> [Exercise]
Below are the records. Gather each line that holds "eGFR".

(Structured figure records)
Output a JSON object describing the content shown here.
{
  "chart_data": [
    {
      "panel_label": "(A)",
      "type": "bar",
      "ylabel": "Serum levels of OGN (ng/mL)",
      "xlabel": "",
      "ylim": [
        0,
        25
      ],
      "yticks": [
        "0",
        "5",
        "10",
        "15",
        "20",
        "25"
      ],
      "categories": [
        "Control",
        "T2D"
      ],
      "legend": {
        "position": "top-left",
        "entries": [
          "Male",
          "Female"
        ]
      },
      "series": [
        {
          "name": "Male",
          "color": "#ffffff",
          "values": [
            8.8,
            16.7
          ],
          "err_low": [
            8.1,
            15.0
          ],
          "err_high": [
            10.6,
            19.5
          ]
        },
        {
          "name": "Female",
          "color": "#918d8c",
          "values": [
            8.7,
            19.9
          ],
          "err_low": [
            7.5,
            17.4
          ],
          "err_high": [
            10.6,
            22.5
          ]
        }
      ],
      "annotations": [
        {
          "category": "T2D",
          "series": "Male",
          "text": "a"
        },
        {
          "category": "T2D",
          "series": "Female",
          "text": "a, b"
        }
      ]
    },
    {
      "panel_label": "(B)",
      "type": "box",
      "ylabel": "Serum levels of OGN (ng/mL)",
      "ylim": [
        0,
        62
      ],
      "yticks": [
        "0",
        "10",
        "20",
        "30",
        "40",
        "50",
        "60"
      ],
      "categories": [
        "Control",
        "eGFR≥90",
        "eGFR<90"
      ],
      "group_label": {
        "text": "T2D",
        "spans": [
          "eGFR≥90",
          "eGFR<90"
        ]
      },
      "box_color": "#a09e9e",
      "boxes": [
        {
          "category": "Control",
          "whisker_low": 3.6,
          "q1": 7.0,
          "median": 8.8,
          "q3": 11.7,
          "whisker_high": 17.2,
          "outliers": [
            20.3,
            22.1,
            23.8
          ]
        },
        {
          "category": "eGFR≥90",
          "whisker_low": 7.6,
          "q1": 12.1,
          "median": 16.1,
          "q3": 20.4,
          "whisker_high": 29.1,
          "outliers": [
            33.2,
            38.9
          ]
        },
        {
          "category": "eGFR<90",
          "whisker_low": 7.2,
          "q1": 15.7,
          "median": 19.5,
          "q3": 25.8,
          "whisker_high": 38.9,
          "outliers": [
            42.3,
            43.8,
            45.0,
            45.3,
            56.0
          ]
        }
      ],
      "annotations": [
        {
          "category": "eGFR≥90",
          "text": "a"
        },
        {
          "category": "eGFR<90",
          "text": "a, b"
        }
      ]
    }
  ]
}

> [Final answer]
        "eGFR≥90",
        "eGFR<90"
          "eGFR≥90",
          "eGFR<90"
          "category": "eGFR≥90",
          "category": "eGFR<90",
          "category": "eGFR≥90",
          "category": "eGFR<90",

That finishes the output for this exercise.